--- Stored data ---
** Begin **

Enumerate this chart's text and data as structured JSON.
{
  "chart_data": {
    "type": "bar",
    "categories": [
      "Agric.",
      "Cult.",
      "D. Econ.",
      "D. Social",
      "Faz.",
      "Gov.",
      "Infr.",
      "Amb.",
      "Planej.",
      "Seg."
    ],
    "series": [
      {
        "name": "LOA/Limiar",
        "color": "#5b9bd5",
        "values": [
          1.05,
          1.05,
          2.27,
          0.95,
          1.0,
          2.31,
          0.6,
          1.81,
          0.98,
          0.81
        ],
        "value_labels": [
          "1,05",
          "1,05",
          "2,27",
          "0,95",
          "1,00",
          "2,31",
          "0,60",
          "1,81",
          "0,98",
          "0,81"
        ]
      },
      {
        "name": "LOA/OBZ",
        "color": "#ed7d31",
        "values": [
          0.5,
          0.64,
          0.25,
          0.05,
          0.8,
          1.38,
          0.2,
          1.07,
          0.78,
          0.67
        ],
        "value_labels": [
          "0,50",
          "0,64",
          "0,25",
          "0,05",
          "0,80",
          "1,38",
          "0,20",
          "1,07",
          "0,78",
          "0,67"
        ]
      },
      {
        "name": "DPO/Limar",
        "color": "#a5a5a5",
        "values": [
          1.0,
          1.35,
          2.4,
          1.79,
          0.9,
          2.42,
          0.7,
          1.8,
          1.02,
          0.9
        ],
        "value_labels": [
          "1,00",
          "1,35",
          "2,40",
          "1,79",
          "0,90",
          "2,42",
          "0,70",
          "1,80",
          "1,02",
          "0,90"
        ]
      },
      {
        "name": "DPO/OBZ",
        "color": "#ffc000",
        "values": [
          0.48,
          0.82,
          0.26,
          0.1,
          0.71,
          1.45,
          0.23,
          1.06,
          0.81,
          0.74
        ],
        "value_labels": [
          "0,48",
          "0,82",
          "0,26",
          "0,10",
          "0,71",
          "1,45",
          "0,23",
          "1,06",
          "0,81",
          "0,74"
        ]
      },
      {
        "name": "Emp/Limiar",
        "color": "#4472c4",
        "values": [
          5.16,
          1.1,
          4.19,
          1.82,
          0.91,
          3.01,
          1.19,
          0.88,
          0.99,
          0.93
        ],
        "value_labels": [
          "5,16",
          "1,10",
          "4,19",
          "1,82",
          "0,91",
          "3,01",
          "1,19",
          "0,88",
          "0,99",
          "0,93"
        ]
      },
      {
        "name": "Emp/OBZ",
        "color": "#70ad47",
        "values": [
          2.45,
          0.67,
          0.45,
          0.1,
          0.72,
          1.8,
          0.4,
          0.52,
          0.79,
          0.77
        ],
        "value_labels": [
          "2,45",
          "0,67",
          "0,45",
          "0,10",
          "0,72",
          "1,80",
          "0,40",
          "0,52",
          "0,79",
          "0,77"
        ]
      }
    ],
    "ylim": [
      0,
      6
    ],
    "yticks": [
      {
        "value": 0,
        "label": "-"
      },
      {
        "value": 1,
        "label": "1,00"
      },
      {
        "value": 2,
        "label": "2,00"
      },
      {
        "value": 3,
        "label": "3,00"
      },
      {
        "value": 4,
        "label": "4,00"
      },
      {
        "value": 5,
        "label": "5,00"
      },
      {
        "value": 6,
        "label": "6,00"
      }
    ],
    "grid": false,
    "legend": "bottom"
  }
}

** End **

Search the entries for the word "color" and pick out every line that holds it.

        "color": "#5b9bd5",
        "color": "#ed7d31",
        "color": "#a5a5a5",
        "color": "#ffc000",
        "color": "#4472c4",
        "color": "#70ad47",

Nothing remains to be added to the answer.